** TASK DIRECTIONS **
For the material that follows, list every line containing the word "Grundlagen".

# # # #

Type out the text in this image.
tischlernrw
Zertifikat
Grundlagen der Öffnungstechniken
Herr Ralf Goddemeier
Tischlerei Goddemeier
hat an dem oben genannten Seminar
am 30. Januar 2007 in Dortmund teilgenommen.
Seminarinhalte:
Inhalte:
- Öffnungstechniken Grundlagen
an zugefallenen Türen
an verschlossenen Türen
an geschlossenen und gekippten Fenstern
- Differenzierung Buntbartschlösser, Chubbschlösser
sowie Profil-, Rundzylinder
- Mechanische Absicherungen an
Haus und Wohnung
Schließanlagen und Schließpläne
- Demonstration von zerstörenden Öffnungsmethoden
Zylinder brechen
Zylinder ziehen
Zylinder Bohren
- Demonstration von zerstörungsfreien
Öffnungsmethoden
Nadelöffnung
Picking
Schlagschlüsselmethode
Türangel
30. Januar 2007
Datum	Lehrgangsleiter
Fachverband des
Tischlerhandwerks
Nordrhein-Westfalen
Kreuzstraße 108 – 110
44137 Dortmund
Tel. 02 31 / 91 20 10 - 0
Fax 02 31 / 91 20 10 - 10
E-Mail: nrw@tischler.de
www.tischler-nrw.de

# # # #

** RESULT **
Grundlagen der Öffnungstechniken
- Öffnungstechniken Grundlagen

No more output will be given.